# PROBLEM STATEMENT
Find all lines in the records that include the word "value", and copy them out.

# DATASET EXCERPTS
+---+
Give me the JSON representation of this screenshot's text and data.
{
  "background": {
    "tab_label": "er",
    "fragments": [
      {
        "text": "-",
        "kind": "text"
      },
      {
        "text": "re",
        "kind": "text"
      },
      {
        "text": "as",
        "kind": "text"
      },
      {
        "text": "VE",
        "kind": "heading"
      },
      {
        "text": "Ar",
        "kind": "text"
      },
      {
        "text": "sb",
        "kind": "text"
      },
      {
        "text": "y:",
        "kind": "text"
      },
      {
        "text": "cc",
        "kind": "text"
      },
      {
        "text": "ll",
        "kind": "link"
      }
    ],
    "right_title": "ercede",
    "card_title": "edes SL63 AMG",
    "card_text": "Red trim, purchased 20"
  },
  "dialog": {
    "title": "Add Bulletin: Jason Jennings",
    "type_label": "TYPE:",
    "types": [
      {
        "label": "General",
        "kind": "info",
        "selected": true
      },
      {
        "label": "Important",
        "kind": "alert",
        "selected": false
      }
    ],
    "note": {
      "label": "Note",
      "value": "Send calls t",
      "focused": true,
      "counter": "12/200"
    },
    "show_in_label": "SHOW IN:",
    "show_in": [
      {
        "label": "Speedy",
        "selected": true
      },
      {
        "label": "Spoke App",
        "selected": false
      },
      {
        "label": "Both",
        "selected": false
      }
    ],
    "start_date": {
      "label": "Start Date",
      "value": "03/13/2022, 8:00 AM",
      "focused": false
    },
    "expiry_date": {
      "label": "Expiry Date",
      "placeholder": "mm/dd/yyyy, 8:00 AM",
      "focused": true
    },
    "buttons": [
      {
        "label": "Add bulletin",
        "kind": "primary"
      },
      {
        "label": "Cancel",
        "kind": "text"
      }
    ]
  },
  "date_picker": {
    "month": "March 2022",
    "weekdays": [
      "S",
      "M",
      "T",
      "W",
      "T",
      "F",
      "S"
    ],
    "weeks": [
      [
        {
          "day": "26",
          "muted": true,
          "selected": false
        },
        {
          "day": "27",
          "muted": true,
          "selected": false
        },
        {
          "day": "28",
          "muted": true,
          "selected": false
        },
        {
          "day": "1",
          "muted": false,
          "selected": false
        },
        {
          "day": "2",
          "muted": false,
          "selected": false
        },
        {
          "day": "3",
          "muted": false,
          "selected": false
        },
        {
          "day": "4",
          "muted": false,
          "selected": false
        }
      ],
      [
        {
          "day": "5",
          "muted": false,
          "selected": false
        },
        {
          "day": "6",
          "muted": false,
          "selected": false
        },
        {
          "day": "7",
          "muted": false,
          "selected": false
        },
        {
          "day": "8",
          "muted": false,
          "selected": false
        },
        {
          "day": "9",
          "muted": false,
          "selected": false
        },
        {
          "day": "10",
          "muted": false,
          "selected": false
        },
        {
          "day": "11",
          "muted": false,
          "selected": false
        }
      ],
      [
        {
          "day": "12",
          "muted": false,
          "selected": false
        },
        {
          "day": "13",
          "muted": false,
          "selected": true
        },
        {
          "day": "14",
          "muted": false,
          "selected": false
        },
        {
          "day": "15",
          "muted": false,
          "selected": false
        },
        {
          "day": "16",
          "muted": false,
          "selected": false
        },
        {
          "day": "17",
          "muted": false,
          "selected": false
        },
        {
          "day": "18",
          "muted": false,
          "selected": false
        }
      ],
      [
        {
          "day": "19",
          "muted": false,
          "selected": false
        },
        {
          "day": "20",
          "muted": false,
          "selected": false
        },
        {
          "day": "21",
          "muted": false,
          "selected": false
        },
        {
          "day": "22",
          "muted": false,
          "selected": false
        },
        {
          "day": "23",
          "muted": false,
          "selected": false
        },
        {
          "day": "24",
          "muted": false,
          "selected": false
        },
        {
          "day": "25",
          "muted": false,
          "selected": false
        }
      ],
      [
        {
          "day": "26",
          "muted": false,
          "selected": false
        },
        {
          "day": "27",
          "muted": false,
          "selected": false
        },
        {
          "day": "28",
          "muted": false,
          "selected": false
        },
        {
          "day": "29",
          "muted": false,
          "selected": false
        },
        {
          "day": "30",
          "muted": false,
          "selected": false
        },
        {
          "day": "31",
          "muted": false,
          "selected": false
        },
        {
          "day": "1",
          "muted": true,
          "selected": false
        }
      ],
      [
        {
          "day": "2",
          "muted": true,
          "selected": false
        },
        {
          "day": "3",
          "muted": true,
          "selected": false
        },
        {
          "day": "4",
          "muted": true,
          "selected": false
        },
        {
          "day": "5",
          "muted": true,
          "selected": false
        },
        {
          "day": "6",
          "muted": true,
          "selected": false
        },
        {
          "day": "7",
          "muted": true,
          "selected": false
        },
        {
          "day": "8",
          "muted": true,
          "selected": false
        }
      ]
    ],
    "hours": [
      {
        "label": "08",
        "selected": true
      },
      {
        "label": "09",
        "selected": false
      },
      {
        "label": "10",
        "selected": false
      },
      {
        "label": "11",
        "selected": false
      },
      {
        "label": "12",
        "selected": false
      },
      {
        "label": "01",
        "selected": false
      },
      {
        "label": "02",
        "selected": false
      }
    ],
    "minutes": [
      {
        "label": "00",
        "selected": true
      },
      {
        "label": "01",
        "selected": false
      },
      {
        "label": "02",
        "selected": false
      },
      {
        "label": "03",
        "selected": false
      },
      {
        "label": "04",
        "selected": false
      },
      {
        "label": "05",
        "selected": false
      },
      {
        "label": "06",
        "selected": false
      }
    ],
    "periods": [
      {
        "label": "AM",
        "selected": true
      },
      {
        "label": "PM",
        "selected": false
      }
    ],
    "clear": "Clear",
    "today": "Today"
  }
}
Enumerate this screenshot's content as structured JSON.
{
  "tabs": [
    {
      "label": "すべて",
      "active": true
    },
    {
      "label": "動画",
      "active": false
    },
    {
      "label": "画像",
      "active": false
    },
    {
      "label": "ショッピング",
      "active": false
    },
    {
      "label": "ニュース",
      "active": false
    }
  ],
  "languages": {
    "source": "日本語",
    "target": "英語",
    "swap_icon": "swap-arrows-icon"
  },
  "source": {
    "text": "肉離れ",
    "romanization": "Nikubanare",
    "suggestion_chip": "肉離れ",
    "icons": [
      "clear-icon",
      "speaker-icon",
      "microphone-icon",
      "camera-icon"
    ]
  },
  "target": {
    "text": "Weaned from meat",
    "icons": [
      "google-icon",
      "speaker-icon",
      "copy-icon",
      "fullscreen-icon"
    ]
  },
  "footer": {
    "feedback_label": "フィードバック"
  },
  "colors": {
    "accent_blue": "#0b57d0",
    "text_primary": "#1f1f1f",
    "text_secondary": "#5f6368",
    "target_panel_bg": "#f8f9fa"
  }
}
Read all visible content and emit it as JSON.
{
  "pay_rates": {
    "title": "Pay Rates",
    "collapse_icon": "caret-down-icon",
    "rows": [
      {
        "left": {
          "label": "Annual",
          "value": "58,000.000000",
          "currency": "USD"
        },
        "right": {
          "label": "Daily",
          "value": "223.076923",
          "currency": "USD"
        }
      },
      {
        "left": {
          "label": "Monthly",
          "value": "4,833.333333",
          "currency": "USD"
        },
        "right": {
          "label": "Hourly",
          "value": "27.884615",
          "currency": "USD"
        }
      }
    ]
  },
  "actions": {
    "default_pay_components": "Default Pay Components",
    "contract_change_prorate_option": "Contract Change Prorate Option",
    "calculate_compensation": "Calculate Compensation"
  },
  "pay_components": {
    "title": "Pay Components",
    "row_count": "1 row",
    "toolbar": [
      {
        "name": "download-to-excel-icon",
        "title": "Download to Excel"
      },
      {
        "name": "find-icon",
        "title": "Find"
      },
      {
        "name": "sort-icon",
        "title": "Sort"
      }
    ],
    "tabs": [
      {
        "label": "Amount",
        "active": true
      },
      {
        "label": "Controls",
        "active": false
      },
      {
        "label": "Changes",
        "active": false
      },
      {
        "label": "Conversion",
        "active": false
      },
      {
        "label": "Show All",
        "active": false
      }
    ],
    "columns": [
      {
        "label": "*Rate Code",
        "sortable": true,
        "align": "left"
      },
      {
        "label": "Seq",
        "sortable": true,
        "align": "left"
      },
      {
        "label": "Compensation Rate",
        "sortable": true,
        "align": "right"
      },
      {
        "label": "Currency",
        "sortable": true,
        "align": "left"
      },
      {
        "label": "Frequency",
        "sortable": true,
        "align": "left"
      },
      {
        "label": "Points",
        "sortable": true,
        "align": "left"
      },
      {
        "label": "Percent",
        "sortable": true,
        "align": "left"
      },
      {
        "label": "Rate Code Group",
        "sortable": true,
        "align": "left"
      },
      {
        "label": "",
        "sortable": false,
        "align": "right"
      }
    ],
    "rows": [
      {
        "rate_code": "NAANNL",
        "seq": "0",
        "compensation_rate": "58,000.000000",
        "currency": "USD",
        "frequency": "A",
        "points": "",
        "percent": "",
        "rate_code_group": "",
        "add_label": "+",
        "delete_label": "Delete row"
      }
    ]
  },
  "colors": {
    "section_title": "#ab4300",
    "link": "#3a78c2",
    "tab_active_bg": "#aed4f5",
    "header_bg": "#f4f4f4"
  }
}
+---+
# TASK OUTPUT
      "value": "Send calls t",
      "value": "03/13/2022, 8:00 AM",
          "value": "58,000.000000",
          "value": "223.076923",
          "value": "4,833.333333",
          "value": "27.884615",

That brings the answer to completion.